[start of Given data]

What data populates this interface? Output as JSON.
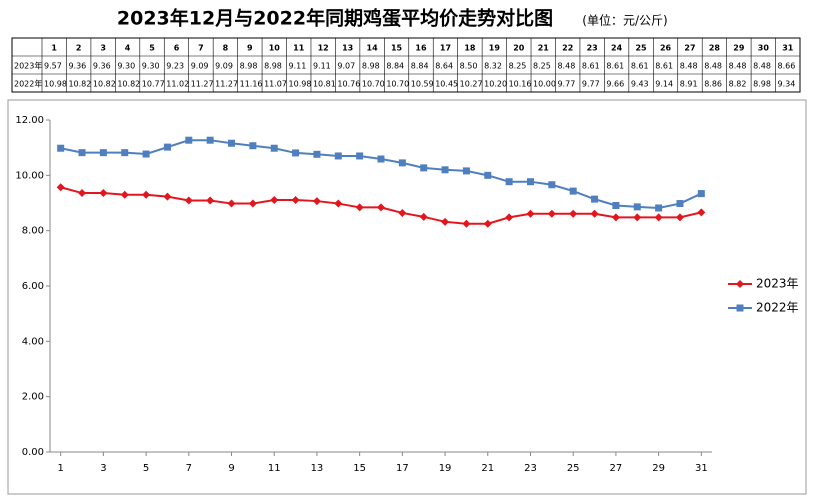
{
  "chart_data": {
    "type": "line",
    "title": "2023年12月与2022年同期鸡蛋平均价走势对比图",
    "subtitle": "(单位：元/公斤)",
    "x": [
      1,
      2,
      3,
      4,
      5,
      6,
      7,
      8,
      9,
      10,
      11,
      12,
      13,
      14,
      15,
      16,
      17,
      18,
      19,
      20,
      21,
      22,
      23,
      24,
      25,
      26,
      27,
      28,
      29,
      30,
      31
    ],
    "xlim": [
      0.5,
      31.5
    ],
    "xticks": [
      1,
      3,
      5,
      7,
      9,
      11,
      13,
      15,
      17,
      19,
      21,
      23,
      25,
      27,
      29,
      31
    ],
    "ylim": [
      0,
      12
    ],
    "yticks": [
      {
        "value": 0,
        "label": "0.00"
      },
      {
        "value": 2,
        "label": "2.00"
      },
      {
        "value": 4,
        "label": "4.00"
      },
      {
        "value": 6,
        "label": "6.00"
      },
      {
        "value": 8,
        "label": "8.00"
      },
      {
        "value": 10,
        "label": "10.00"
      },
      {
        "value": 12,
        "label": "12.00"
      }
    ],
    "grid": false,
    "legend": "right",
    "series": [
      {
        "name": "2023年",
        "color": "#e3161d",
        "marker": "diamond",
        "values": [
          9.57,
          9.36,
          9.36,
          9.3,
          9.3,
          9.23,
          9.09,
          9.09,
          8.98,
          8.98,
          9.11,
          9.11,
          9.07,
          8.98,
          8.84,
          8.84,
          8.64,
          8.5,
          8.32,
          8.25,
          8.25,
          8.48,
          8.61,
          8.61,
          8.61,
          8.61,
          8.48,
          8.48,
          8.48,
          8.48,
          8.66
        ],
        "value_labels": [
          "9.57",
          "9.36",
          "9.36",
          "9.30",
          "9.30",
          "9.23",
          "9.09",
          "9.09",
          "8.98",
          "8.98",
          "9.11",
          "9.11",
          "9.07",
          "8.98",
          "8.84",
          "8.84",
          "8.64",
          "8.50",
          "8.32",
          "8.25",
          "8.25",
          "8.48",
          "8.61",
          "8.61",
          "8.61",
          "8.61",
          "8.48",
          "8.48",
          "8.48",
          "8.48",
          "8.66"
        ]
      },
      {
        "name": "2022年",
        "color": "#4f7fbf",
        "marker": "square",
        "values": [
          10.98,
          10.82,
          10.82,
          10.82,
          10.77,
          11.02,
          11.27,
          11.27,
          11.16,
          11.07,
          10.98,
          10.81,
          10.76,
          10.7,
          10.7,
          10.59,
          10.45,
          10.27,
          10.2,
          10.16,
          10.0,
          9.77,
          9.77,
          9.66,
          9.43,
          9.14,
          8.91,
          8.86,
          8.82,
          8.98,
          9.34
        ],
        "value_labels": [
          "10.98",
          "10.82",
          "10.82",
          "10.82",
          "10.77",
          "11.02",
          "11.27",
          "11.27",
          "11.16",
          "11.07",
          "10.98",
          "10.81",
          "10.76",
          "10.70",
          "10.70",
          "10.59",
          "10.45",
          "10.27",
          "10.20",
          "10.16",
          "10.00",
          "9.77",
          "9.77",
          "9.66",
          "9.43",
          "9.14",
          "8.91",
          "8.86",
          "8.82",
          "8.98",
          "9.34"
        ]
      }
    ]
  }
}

[end of Given data]
[start of Given data]

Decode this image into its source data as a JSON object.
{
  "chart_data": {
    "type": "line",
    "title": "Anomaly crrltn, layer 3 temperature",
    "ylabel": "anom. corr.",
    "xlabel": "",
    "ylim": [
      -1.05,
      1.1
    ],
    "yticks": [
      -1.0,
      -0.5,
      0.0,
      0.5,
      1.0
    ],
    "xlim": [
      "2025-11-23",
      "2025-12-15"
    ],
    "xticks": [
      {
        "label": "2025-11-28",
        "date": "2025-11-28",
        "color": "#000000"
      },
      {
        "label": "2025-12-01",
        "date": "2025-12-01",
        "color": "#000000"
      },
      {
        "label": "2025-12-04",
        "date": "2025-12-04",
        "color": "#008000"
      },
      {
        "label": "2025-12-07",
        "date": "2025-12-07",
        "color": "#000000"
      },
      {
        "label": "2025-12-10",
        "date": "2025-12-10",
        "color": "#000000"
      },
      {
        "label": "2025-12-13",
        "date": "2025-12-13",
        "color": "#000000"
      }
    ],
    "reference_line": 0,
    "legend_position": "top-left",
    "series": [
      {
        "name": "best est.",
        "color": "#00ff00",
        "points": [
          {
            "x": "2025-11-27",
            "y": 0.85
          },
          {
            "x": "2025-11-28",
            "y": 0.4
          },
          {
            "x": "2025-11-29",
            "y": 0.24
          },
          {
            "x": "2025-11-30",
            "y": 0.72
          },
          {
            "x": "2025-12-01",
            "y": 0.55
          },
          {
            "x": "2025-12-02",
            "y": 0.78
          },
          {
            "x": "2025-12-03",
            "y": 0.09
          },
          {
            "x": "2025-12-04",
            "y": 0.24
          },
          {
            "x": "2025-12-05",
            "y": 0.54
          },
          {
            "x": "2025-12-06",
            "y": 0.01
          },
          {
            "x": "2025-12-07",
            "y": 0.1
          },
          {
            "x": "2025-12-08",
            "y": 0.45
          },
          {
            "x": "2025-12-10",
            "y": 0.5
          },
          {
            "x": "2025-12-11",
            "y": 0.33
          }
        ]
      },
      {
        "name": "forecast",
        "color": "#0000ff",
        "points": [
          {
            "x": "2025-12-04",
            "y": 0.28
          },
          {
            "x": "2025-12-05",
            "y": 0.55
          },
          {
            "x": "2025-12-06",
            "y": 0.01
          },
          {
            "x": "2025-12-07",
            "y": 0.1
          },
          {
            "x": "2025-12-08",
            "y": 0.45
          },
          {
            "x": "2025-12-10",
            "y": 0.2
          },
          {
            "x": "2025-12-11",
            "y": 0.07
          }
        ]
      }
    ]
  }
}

[end of Given data]

Answer with one number only: how many lines above contain the word "date".

> _Final answer_
6